[Opening Data section]
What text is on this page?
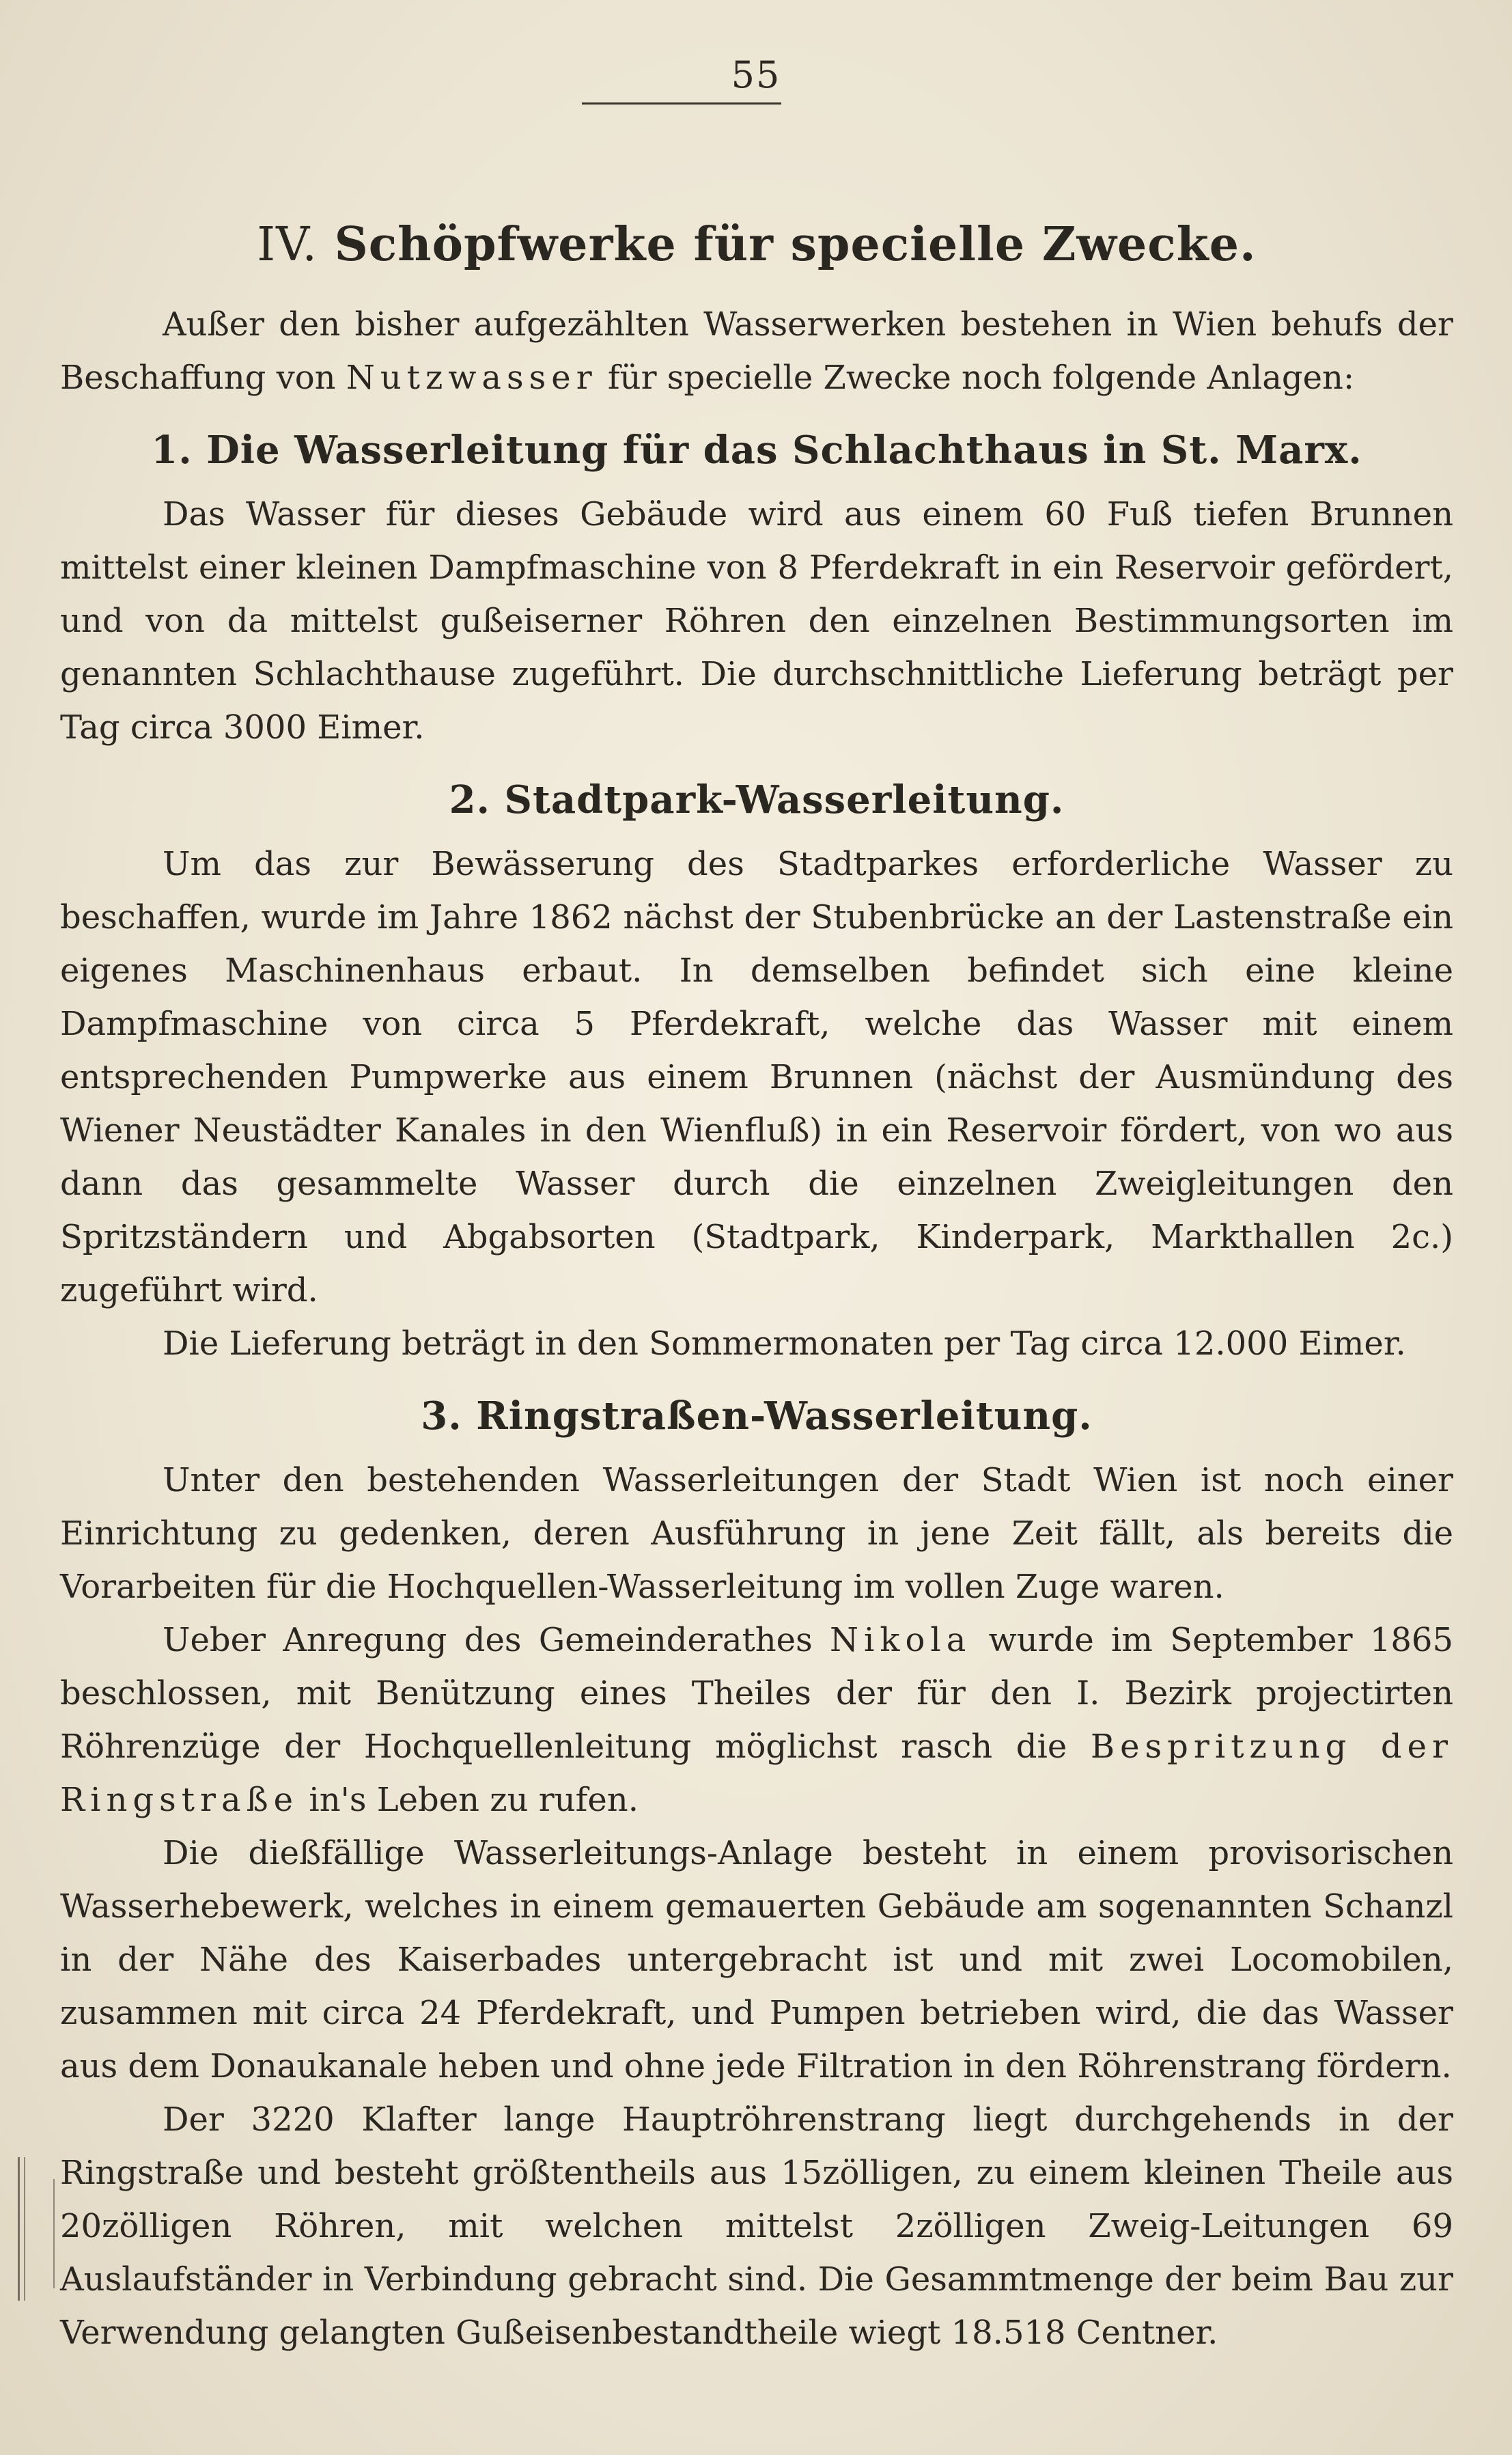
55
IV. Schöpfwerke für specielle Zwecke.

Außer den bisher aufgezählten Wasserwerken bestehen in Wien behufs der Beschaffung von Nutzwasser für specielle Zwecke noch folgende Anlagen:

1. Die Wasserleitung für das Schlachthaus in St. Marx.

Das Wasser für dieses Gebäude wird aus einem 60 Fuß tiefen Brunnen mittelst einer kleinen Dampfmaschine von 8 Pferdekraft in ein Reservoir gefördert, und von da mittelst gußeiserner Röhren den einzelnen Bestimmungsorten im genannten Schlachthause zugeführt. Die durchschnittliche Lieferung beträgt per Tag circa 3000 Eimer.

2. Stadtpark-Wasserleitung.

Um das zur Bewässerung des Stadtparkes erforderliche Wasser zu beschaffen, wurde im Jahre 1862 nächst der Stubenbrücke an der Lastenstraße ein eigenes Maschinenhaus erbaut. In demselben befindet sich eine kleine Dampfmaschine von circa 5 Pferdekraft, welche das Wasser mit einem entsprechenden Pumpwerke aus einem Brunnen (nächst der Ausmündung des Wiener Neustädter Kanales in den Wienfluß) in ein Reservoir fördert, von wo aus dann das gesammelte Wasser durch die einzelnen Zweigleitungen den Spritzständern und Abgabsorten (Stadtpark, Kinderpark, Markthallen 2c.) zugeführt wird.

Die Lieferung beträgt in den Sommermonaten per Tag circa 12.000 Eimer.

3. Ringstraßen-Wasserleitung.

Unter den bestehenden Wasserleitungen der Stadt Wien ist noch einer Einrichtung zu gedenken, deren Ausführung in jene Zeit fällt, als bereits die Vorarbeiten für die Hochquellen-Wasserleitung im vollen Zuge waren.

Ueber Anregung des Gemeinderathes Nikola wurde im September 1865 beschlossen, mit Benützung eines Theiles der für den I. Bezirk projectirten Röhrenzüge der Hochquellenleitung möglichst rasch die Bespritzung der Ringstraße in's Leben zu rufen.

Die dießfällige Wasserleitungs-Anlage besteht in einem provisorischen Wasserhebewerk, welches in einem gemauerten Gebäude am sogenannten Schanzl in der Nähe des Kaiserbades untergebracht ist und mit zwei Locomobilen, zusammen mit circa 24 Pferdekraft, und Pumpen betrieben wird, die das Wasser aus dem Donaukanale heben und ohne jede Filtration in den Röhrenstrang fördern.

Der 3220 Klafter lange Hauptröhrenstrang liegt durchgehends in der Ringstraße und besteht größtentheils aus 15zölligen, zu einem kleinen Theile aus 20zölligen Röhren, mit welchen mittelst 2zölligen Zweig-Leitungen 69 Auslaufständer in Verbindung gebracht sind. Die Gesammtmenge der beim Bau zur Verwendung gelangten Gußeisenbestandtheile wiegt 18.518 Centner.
[Closing Data section]
[Opening Data section]
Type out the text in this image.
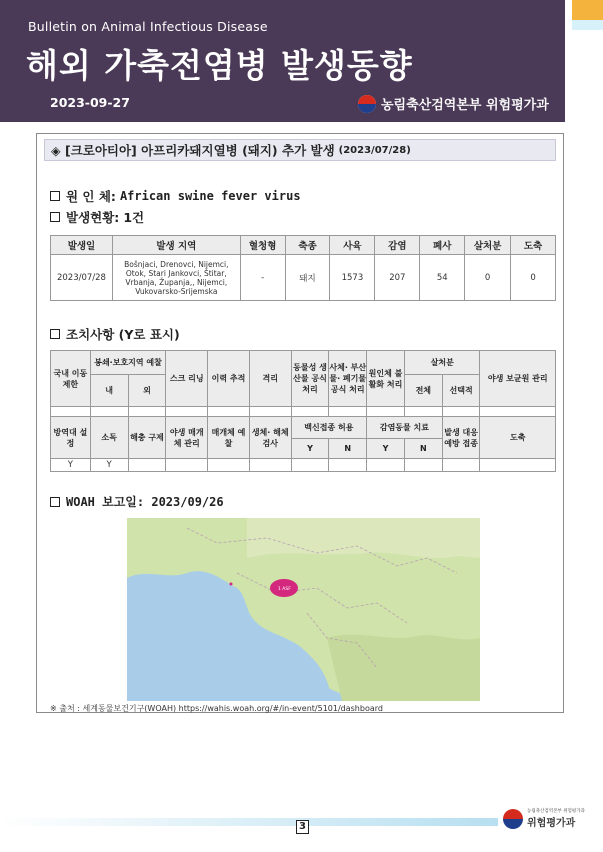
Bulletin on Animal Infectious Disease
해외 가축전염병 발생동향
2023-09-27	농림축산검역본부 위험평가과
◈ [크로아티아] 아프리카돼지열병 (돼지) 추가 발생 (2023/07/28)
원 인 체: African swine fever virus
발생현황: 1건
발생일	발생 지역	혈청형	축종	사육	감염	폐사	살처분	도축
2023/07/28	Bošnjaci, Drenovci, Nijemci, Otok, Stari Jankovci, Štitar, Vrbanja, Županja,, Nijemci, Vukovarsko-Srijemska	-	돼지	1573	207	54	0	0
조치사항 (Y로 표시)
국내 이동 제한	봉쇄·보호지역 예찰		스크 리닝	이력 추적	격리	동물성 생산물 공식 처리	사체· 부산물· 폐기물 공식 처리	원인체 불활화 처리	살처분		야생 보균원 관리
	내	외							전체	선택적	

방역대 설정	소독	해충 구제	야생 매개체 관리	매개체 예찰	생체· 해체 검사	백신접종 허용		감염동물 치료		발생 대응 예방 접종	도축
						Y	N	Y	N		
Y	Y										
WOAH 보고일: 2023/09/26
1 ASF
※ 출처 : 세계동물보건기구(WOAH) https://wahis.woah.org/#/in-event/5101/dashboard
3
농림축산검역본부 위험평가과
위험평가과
[Closing Data section]
Using the material above, work out how many lines hold the word "Zwecke". Reply with that number alone.

Solution to this exercise: 2